What number of lines contain the word "доход"? Reply with the number and nothing else.
* begin *
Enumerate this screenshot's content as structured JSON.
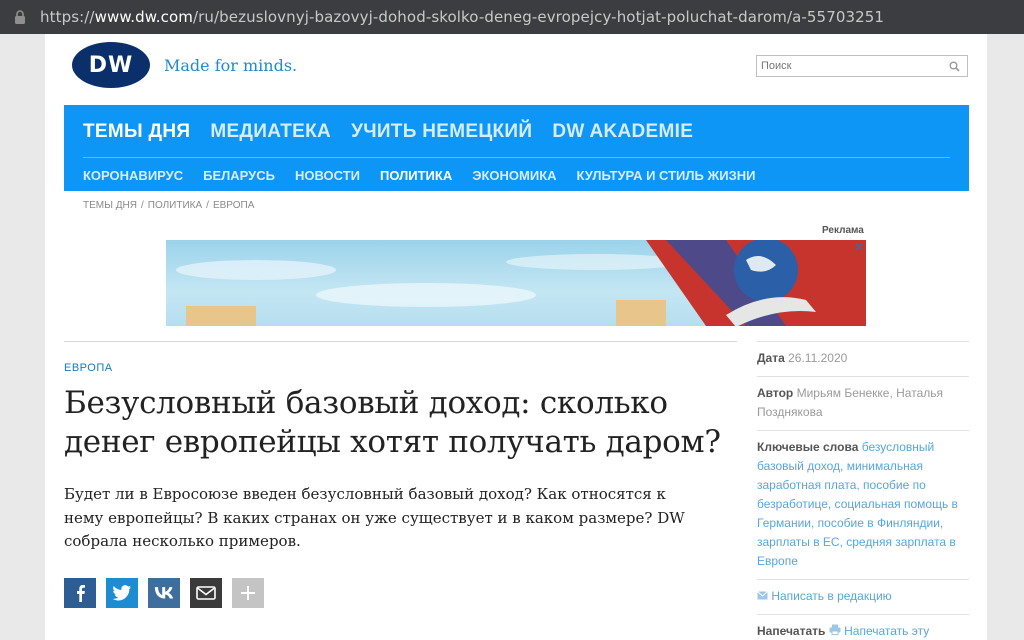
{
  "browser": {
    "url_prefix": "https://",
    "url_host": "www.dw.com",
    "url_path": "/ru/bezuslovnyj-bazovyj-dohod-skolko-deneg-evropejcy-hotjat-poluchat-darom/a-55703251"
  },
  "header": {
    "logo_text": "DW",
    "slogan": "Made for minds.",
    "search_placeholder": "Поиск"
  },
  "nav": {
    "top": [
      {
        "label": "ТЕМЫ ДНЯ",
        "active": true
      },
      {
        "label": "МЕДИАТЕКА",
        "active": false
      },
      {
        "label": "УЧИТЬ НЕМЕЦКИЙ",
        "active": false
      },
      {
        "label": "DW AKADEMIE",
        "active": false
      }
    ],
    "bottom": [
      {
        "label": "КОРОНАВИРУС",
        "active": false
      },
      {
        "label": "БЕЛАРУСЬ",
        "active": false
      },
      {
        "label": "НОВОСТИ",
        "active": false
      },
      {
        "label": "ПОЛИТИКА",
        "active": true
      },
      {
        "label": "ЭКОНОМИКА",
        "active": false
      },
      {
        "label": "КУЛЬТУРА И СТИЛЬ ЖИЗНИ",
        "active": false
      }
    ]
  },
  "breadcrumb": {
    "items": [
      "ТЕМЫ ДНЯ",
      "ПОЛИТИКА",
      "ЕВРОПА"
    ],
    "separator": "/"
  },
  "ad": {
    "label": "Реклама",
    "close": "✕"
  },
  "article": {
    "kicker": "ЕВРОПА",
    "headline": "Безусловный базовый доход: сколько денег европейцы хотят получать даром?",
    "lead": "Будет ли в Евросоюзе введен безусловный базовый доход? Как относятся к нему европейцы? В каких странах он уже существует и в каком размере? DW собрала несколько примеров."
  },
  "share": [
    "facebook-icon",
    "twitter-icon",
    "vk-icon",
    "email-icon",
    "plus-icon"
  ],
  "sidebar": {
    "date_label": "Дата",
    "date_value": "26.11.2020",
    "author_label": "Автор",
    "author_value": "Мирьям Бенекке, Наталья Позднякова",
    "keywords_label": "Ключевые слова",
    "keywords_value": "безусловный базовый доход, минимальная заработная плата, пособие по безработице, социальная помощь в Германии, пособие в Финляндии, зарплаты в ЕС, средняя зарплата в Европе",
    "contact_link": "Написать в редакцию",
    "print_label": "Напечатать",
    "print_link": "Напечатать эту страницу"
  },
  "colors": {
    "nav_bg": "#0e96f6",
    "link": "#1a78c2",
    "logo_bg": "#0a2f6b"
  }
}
* end *
__Output of the task__
3